-- Opening Marker --
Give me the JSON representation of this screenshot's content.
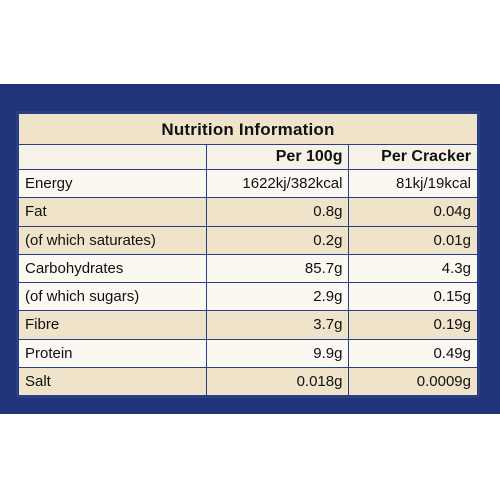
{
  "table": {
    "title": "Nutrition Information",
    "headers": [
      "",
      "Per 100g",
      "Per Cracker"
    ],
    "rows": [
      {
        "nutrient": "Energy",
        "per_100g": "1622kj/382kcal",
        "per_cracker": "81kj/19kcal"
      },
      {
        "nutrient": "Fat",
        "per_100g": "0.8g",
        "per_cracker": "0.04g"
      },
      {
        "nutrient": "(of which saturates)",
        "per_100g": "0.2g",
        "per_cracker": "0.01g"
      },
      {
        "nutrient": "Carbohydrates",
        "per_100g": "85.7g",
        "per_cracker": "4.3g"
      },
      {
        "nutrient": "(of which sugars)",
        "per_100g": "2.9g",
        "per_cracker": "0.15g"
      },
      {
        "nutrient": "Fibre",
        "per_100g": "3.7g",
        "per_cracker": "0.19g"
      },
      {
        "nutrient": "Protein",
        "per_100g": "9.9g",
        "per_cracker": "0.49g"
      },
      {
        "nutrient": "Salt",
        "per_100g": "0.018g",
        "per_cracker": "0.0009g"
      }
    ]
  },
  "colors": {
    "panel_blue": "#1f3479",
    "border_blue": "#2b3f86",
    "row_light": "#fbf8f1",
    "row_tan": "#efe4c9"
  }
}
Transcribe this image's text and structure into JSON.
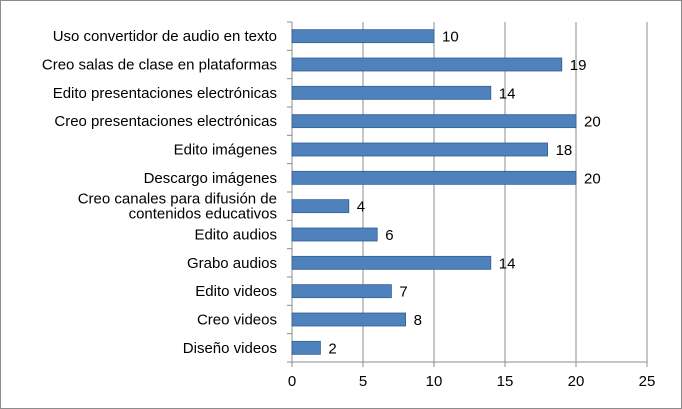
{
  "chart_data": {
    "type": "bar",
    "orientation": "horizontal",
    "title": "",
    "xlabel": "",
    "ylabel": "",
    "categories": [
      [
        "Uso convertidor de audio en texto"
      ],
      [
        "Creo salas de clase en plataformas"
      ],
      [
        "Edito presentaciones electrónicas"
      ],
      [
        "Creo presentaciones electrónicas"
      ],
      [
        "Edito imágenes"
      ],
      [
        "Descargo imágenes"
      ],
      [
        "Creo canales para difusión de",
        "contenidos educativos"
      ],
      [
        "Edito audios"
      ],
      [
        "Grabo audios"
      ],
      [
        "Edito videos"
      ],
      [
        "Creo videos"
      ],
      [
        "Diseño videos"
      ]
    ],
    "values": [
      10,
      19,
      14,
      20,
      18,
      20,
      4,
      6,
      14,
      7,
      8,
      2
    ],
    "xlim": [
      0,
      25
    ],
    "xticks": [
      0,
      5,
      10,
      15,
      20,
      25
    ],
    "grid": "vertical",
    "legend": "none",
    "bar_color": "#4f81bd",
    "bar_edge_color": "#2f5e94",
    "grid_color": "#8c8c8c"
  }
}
-- Closing Marker --
_Your task_.
Reproduce the entries above without change, omitting all pictures.

_Your response_.
Give me the JSON representation of this screenshot's content.
{
  "table": {
    "title": "Nutrition Information",
    "headers": [
      "",
      "Per 100g",
      "Per Cracker"
    ],
    "rows": [
      {
        "nutrient": "Energy",
        "per_100g": "1622kj/382kcal",
        "per_cracker": "81kj/19kcal"
      },
      {
        "nutrient": "Fat",
        "per_100g": "0.8g",
        "per_cracker": "0.04g"
      },
      {
        "nutrient": "(of which saturates)",
        "per_100g": "0.2g",
        "per_cracker": "0.01g"
      },
      {
        "nutrient": "Carbohydrates",
        "per_100g": "85.7g",
        "per_cracker": "4.3g"
      },
      {
        "nutrient": "(of which sugars)",
        "per_100g": "2.9g",
        "per_cracker": "0.15g"
      },
      {
        "nutrient": "Fibre",
        "per_100g": "3.7g",
        "per_cracker": "0.19g"
      },
      {
        "nutrient": "Protein",
        "per_100g": "9.9g",
        "per_cracker": "0.49g"
      },
      {
        "nutrient": "Salt",
        "per_100g": "0.018g",
        "per_cracker": "0.0009g"
      }
    ]
  },
  "colors": {
    "panel_blue": "#1f3479",
    "border_blue": "#2b3f86",
    "row_light": "#fbf8f1",
    "row_tan": "#efe4c9"
  }
}
Transcribe this image's text and structure into JSON.
{
  "chart_data": {
    "type": "bar",
    "orientation": "horizontal",
    "title": "",
    "xlabel": "",
    "ylabel": "",
    "categories": [
      [
        "Uso convertidor de audio en texto"
      ],
      [
        "Creo salas de clase en plataformas"
      ],
      [
        "Edito presentaciones electrónicas"
      ],
      [
        "Creo presentaciones electrónicas"
      ],
      [
        "Edito imágenes"
      ],
      [
        "Descargo imágenes"
      ],
      [
        "Creo canales para difusión de",
        "contenidos educativos"
      ],
      [
        "Edito audios"
      ],
      [
        "Grabo audios"
      ],
      [
        "Edito videos"
      ],
      [
        "Creo videos"
      ],
      [
        "Diseño videos"
      ]
    ],
    "values": [
      10,
      19,
      14,
      20,
      18,
      20,
      4,
      6,
      14,
      7,
      8,
      2
    ],
    "xlim": [
      0,
      25
    ],
    "xticks": [
      0,
      5,
      10,
      15,
      20,
      25
    ],
    "grid": "vertical",
    "legend": "none",
    "bar_color": "#4f81bd",
    "bar_edge_color": "#2f5e94",
    "grid_color": "#8c8c8c"
  }
}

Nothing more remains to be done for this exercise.